* WORK TO DO:
Repeat every line below exactly, word for word.

* GIVEN RECORDS:
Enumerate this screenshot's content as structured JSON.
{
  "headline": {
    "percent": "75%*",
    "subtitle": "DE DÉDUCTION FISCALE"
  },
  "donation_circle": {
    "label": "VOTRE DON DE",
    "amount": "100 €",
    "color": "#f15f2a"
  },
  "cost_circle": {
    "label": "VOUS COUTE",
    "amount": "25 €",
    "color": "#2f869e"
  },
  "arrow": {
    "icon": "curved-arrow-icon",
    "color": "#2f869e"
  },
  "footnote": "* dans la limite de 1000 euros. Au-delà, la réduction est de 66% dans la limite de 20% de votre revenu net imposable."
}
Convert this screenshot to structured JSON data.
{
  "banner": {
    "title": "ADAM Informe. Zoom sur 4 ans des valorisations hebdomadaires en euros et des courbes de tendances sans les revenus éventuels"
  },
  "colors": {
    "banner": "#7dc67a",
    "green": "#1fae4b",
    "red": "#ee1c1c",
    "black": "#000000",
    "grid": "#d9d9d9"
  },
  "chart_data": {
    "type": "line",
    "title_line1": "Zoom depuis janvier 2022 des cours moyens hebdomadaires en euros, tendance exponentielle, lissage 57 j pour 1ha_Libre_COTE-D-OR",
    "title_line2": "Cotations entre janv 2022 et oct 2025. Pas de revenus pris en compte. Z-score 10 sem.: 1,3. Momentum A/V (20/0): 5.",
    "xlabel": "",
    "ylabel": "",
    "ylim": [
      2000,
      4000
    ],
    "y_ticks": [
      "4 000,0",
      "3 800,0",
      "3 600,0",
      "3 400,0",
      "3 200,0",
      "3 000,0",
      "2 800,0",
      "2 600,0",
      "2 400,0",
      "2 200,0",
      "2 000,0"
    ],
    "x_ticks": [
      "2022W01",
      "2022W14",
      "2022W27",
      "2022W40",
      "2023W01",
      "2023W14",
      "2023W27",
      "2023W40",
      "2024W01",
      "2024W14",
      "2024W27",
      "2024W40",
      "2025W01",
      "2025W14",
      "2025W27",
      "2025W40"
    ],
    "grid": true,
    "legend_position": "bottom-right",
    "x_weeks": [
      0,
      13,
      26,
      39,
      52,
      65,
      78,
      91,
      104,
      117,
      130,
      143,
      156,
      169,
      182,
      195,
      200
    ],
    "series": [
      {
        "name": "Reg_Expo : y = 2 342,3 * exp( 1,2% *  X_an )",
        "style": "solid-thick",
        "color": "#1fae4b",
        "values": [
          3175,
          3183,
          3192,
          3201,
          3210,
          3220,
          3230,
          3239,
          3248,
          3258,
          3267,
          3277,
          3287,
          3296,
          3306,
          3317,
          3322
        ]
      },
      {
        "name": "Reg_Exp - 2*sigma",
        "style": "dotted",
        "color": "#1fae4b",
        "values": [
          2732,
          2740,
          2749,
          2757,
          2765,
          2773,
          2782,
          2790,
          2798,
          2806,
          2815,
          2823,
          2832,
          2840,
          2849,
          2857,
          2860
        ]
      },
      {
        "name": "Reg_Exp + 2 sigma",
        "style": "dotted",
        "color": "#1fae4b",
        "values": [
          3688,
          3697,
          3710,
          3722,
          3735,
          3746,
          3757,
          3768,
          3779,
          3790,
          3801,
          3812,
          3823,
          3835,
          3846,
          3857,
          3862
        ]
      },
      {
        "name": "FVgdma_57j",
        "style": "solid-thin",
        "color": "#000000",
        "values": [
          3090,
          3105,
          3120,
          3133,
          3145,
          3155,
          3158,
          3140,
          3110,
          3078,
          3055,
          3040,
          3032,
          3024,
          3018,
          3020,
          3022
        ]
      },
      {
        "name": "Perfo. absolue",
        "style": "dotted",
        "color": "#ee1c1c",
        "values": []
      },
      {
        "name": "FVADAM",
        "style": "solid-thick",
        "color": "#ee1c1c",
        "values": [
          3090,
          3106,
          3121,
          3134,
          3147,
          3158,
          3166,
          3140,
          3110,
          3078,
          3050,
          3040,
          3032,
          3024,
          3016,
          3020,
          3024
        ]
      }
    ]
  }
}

* WRITTEN SOLUTION:
Enumerate this screenshot's content as structured JSON.
{
  "headline": {
    "percent": "75%*",
    "subtitle": "DE DÉDUCTION FISCALE"
  },
  "donation_circle": {
    "label": "VOTRE DON DE",
    "amount": "100 €",
    "color": "#f15f2a"
  },
  "cost_circle": {
    "label": "VOUS COUTE",
    "amount": "25 €",
    "color": "#2f869e"
  },
  "arrow": {
    "icon": "curved-arrow-icon",
    "color": "#2f869e"
  },
  "footnote": "* dans la limite de 1000 euros. Au-delà, la réduction est de 66% dans la limite de 20% de votre revenu net imposable."
}
Convert this screenshot to structured JSON data.
{
  "banner": {
    "title": "ADAM Informe. Zoom sur 4 ans des valorisations hebdomadaires en euros et des courbes de tendances sans les revenus éventuels"
  },
  "colors": {
    "banner": "#7dc67a",
    "green": "#1fae4b",
    "red": "#ee1c1c",
    "black": "#000000",
    "grid": "#d9d9d9"
  },
  "chart_data": {
    "type": "line",
    "title_line1": "Zoom depuis janvier 2022 des cours moyens hebdomadaires en euros, tendance exponentielle, lissage 57 j pour 1ha_Libre_COTE-D-OR",
    "title_line2": "Cotations entre janv 2022 et oct 2025. Pas de revenus pris en compte. Z-score 10 sem.: 1,3. Momentum A/V (20/0): 5.",
    "xlabel": "",
    "ylabel": "",
    "ylim": [
      2000,
      4000
    ],
    "y_ticks": [
      "4 000,0",
      "3 800,0",
      "3 600,0",
      "3 400,0",
      "3 200,0",
      "3 000,0",
      "2 800,0",
      "2 600,0",
      "2 400,0",
      "2 200,0",
      "2 000,0"
    ],
    "x_ticks": [
      "2022W01",
      "2022W14",
      "2022W27",
      "2022W40",
      "2023W01",
      "2023W14",
      "2023W27",
      "2023W40",
      "2024W01",
      "2024W14",
      "2024W27",
      "2024W40",
      "2025W01",
      "2025W14",
      "2025W27",
      "2025W40"
    ],
    "grid": true,
    "legend_position": "bottom-right",
    "x_weeks": [
      0,
      13,
      26,
      39,
      52,
      65,
      78,
      91,
      104,
      117,
      130,
      143,
      156,
      169,
      182,
      195,
      200
    ],
    "series": [
      {
        "name": "Reg_Expo : y = 2 342,3 * exp( 1,2% *  X_an )",
        "style": "solid-thick",
        "color": "#1fae4b",
        "values": [
          3175,
          3183,
          3192,
          3201,
          3210,
          3220,
          3230,
          3239,
          3248,
          3258,
          3267,
          3277,
          3287,
          3296,
          3306,
          3317,
          3322
        ]
      },
      {
        "name": "Reg_Exp - 2*sigma",
        "style": "dotted",
        "color": "#1fae4b",
        "values": [
          2732,
          2740,
          2749,
          2757,
          2765,
          2773,
          2782,
          2790,
          2798,
          2806,
          2815,
          2823,
          2832,
          2840,
          2849,
          2857,
          2860
        ]
      },
      {
        "name": "Reg_Exp + 2 sigma",
        "style": "dotted",
        "color": "#1fae4b",
        "values": [
          3688,
          3697,
          3710,
          3722,
          3735,
          3746,
          3757,
          3768,
          3779,
          3790,
          3801,
          3812,
          3823,
          3835,
          3846,
          3857,
          3862
        ]
      },
      {
        "name": "FVgdma_57j",
        "style": "solid-thin",
        "color": "#000000",
        "values": [
          3090,
          3105,
          3120,
          3133,
          3145,
          3155,
          3158,
          3140,
          3110,
          3078,
          3055,
          3040,
          3032,
          3024,
          3018,
          3020,
          3022
        ]
      },
      {
        "name": "Perfo. absolue",
        "style": "dotted",
        "color": "#ee1c1c",
        "values": []
      },
      {
        "name": "FVADAM",
        "style": "solid-thick",
        "color": "#ee1c1c",
        "values": [
          3090,
          3106,
          3121,
          3134,
          3147,
          3158,
          3166,
          3140,
          3110,
          3078,
          3050,
          3040,
          3032,
          3024,
          3016,
          3020,
          3024
        ]
      }
    ]
  }
}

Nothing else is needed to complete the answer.